REQUIREMENT: Can you transcribe every line exactly and leave the pictures behind?

INPUT DATA:
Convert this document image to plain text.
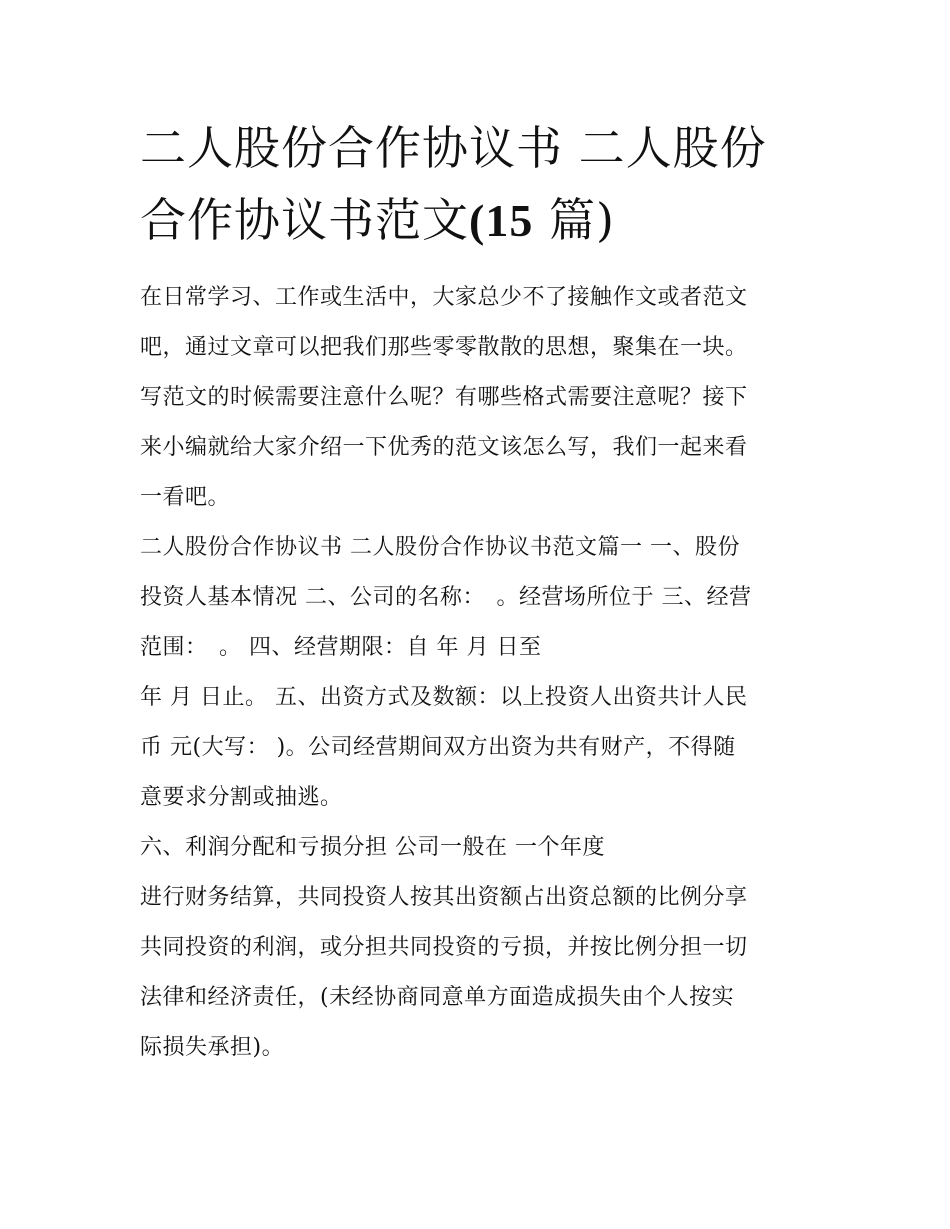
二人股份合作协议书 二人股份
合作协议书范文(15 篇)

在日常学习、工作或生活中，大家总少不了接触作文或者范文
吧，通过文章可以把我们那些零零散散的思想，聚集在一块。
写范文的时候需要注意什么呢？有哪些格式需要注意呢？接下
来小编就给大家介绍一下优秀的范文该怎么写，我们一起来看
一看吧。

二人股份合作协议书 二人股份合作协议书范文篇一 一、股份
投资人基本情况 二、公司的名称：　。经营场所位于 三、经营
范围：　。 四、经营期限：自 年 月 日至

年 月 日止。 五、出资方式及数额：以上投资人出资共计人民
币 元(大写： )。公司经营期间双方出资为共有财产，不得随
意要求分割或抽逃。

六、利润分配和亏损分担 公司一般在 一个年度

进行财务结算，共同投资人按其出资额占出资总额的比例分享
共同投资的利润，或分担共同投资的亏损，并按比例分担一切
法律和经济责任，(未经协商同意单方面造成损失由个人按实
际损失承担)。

CORRECT RESPONSE:
Convert this document image to plain text.
二人股份合作协议书 二人股份
合作协议书范文(15 篇)

在日常学习、工作或生活中，大家总少不了接触作文或者范文
吧，通过文章可以把我们那些零零散散的思想，聚集在一块。
写范文的时候需要注意什么呢？有哪些格式需要注意呢？接下
来小编就给大家介绍一下优秀的范文该怎么写，我们一起来看
一看吧。

二人股份合作协议书 二人股份合作协议书范文篇一 一、股份
投资人基本情况 二、公司的名称：　。经营场所位于 三、经营
范围：　。 四、经营期限：自 年 月 日至

年 月 日止。 五、出资方式及数额：以上投资人出资共计人民
币 元(大写： )。公司经营期间双方出资为共有财产，不得随
意要求分割或抽逃。

六、利润分配和亏损分担 公司一般在 一个年度

进行财务结算，共同投资人按其出资额占出资总额的比例分享
共同投资的利润，或分担共同投资的亏损，并按比例分担一切
法律和经济责任，(未经协商同意单方面造成损失由个人按实
际损失承担)。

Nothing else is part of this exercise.